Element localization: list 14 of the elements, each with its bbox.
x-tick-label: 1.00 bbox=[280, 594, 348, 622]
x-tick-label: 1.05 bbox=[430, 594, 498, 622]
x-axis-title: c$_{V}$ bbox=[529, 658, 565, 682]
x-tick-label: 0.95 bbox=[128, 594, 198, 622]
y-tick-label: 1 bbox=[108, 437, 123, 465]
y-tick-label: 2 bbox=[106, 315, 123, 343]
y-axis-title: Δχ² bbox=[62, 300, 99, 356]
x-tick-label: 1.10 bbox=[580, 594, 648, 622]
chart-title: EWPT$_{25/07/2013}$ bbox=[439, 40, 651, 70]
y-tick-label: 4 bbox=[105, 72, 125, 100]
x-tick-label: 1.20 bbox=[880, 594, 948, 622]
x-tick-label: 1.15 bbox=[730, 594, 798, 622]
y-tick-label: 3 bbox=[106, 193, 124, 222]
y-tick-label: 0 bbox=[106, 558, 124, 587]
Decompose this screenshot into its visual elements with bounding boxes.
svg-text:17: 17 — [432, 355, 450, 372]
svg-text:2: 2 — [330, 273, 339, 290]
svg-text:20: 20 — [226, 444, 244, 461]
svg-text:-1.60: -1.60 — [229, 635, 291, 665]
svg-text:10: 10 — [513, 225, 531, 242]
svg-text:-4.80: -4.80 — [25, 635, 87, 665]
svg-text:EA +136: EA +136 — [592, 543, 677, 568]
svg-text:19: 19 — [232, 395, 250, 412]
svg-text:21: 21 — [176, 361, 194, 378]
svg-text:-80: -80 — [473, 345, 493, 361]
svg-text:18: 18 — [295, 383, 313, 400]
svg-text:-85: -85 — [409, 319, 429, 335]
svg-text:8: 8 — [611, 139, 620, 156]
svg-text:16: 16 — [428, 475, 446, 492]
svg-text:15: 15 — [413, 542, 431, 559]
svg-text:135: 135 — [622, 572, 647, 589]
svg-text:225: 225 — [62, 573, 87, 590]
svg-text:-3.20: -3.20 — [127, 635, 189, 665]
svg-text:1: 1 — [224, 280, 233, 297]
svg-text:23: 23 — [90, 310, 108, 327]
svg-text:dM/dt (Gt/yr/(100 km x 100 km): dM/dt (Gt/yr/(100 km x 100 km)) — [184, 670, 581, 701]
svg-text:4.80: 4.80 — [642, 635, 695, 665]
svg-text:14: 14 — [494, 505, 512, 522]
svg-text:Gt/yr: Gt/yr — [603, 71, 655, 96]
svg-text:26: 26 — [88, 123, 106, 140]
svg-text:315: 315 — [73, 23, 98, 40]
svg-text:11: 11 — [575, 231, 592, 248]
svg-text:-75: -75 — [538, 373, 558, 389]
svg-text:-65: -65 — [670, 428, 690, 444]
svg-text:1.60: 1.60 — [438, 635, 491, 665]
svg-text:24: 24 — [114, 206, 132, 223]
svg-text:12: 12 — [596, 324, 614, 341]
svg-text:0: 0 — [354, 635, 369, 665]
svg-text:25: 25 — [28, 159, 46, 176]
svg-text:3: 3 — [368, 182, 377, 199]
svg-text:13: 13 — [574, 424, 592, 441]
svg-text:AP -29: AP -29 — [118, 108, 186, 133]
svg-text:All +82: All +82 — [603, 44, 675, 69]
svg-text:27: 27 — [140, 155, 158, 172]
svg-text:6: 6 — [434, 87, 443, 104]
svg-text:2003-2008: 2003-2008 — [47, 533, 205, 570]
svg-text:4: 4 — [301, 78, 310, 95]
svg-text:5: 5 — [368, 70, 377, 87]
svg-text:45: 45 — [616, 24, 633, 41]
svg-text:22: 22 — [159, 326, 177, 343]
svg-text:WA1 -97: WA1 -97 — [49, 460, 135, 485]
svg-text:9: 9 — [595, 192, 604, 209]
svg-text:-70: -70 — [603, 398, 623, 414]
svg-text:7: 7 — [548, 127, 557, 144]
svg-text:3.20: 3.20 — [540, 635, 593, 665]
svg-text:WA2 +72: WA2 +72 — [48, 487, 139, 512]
──────────────────────────────
### Goal
Rewrite the records above, substituting "items" for every instance of "elements" and leaving every other character unchanged.

### Solved exercise
Element localization: list 14 of the items, each with its bbox.
x-tick-label: 1.00 bbox=[280, 594, 348, 622]
x-tick-label: 1.05 bbox=[430, 594, 498, 622]
x-axis-title: c$_{V}$ bbox=[529, 658, 565, 682]
x-tick-label: 0.95 bbox=[128, 594, 198, 622]
y-tick-label: 1 bbox=[108, 437, 123, 465]
y-tick-label: 2 bbox=[106, 315, 123, 343]
y-axis-title: Δχ² bbox=[62, 300, 99, 356]
x-tick-label: 1.10 bbox=[580, 594, 648, 622]
chart-title: EWPT$_{25/07/2013}$ bbox=[439, 40, 651, 70]
y-tick-label: 4 bbox=[105, 72, 125, 100]
x-tick-label: 1.20 bbox=[880, 594, 948, 622]
x-tick-label: 1.15 bbox=[730, 594, 798, 622]
y-tick-label: 3 bbox=[106, 193, 124, 222]
y-tick-label: 0 bbox=[106, 558, 124, 587]
Decompose this screenshot into its visual items with bounding boxes.
svg-text:17: 17 — [432, 355, 450, 372]
svg-text:2: 2 — [330, 273, 339, 290]
svg-text:20: 20 — [226, 444, 244, 461]
svg-text:-1.60: -1.60 — [229, 635, 291, 665]
svg-text:10: 10 — [513, 225, 531, 242]
svg-text:-4.80: -4.80 — [25, 635, 87, 665]
svg-text:EA +136: EA +136 — [592, 543, 677, 568]
svg-text:19: 19 — [232, 395, 250, 412]
svg-text:21: 21 — [176, 361, 194, 378]
svg-text:-80: -80 — [473, 345, 493, 361]
svg-text:18: 18 — [295, 383, 313, 400]
svg-text:-85: -85 — [409, 319, 429, 335]
svg-text:8: 8 — [611, 139, 620, 156]
svg-text:16: 16 — [428, 475, 446, 492]
svg-text:15: 15 — [413, 542, 431, 559]
svg-text:135: 135 — [622, 572, 647, 589]
svg-text:225: 225 — [62, 573, 87, 590]
svg-text:-3.20: -3.20 — [127, 635, 189, 665]
svg-text:1: 1 — [224, 280, 233, 297]
svg-text:23: 23 — [90, 310, 108, 327]
svg-text:dM/dt (Gt/yr/(100 km x 100 km): dM/dt (Gt/yr/(100 km x 100 km)) — [184, 670, 581, 701]
svg-text:4.80: 4.80 — [642, 635, 695, 665]
svg-text:14: 14 — [494, 505, 512, 522]
svg-text:Gt/yr: Gt/yr — [603, 71, 655, 96]
svg-text:26: 26 — [88, 123, 106, 140]
svg-text:315: 315 — [73, 23, 98, 40]
svg-text:11: 11 — [575, 231, 592, 248]
svg-text:-75: -75 — [538, 373, 558, 389]
svg-text:-65: -65 — [670, 428, 690, 444]
svg-text:1.60: 1.60 — [438, 635, 491, 665]
svg-text:24: 24 — [114, 206, 132, 223]
svg-text:12: 12 — [596, 324, 614, 341]
svg-text:0: 0 — [354, 635, 369, 665]
svg-text:25: 25 — [28, 159, 46, 176]
svg-text:3: 3 — [368, 182, 377, 199]
svg-text:13: 13 — [574, 424, 592, 441]
svg-text:AP -29: AP -29 — [118, 108, 186, 133]
svg-text:All +82: All +82 — [603, 44, 675, 69]
svg-text:27: 27 — [140, 155, 158, 172]
svg-text:6: 6 — [434, 87, 443, 104]
svg-text:2003-2008: 2003-2008 — [47, 533, 205, 570]
svg-text:4: 4 — [301, 78, 310, 95]
svg-text:5: 5 — [368, 70, 377, 87]
svg-text:45: 45 — [616, 24, 633, 41]
svg-text:22: 22 — [159, 326, 177, 343]
svg-text:WA1 -97: WA1 -97 — [49, 460, 135, 485]
svg-text:9: 9 — [595, 192, 604, 209]
svg-text:-70: -70 — [603, 398, 623, 414]
svg-text:7: 7 — [548, 127, 557, 144]
svg-text:3.20: 3.20 — [540, 635, 593, 665]
svg-text:WA2 +72: WA2 +72 — [48, 487, 139, 512]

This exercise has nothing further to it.